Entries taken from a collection
Begin

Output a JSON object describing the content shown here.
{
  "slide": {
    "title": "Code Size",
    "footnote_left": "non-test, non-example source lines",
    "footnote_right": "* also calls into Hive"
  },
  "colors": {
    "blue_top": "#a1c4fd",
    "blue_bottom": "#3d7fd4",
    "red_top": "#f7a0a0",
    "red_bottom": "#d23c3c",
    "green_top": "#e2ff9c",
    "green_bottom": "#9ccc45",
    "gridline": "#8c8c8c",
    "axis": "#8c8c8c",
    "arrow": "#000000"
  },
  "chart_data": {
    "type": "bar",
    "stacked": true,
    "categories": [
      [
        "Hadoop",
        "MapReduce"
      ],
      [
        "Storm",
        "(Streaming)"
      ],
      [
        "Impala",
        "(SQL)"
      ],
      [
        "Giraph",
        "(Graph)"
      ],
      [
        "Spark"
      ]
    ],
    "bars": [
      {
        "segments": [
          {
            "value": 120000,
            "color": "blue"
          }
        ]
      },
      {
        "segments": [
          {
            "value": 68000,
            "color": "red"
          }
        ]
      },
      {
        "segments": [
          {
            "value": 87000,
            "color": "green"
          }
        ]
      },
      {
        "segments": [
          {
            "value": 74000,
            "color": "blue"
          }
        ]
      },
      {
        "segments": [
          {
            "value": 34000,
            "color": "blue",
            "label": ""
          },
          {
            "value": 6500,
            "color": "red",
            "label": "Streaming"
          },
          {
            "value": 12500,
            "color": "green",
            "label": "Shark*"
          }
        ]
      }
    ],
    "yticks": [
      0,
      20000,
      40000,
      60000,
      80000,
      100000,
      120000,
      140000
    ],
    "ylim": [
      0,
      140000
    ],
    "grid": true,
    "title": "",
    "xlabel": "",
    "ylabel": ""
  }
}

End

WHAT YOU ARE ASKED TO DO
The whole listing above needs to be written out again exactly.

TASK RESULT
Output a JSON object describing the content shown here.
{
  "slide": {
    "title": "Code Size",
    "footnote_left": "non-test, non-example source lines",
    "footnote_right": "* also calls into Hive"
  },
  "colors": {
    "blue_top": "#a1c4fd",
    "blue_bottom": "#3d7fd4",
    "red_top": "#f7a0a0",
    "red_bottom": "#d23c3c",
    "green_top": "#e2ff9c",
    "green_bottom": "#9ccc45",
    "gridline": "#8c8c8c",
    "axis": "#8c8c8c",
    "arrow": "#000000"
  },
  "chart_data": {
    "type": "bar",
    "stacked": true,
    "categories": [
      [
        "Hadoop",
        "MapReduce"
      ],
      [
        "Storm",
        "(Streaming)"
      ],
      [
        "Impala",
        "(SQL)"
      ],
      [
        "Giraph",
        "(Graph)"
      ],
      [
        "Spark"
      ]
    ],
    "bars": [
      {
        "segments": [
          {
            "value": 120000,
            "color": "blue"
          }
        ]
      },
      {
        "segments": [
          {
            "value": 68000,
            "color": "red"
          }
        ]
      },
      {
        "segments": [
          {
            "value": 87000,
            "color": "green"
          }
        ]
      },
      {
        "segments": [
          {
            "value": 74000,
            "color": "blue"
          }
        ]
      },
      {
        "segments": [
          {
            "value": 34000,
            "color": "blue",
            "label": ""
          },
          {
            "value": 6500,
            "color": "red",
            "label": "Streaming"
          },
          {
            "value": 12500,
            "color": "green",
            "label": "Shark*"
          }
        ]
      }
    ],
    "yticks": [
      0,
      20000,
      40000,
      60000,
      80000,
      100000,
      120000,
      140000
    ],
    "ylim": [
      0,
      140000
    ],
    "grid": true,
    "title": "",
    "xlabel": "",
    "ylabel": ""
  }
}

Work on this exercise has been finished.